***** Record excerpts

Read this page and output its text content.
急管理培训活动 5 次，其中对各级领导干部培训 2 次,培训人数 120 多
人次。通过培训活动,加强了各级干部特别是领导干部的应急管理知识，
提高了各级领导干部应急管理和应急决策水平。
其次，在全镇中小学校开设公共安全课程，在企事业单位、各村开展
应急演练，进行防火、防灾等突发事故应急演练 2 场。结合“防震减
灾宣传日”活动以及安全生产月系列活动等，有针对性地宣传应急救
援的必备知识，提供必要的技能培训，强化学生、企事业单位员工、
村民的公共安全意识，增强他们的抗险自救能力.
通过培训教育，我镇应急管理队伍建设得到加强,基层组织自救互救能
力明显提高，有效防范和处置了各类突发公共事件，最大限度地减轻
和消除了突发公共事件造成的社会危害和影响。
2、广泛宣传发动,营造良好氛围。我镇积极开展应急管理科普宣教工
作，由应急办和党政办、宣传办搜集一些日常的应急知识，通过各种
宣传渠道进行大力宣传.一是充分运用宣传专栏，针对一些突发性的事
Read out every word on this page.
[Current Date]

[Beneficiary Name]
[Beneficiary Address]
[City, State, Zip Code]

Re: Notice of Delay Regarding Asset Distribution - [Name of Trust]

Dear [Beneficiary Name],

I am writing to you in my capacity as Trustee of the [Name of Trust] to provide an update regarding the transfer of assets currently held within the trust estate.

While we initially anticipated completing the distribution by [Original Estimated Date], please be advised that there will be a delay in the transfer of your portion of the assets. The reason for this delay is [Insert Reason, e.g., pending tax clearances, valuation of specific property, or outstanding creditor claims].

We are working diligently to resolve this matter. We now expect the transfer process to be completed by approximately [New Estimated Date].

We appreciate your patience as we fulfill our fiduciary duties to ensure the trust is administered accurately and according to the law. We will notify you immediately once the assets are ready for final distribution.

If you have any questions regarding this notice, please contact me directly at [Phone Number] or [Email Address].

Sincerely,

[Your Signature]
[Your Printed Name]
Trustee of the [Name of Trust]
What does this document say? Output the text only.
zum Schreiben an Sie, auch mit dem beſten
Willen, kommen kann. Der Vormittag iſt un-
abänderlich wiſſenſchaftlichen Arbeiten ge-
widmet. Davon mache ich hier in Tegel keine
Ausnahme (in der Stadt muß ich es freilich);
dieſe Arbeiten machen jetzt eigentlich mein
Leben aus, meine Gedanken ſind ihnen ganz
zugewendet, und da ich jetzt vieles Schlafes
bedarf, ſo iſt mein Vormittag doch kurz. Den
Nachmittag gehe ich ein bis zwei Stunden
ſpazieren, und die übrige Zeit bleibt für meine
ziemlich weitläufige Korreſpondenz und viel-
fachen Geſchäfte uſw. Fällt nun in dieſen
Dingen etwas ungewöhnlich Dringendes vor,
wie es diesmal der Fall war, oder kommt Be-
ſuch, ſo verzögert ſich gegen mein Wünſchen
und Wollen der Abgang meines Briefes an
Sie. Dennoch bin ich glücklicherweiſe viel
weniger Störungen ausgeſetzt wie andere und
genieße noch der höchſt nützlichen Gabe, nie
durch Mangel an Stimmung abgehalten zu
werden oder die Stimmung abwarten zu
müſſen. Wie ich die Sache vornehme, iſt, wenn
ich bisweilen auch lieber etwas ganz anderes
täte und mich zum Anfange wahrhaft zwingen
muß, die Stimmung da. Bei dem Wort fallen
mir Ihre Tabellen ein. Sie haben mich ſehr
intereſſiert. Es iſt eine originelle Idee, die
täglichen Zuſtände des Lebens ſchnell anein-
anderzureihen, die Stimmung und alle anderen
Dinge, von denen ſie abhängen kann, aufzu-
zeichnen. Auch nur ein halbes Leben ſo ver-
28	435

**********

■ **Task to complete**
Among these entries, how many lines include the string "Beneficiary"? Reply with the number by itself.

■ **Written answer**
3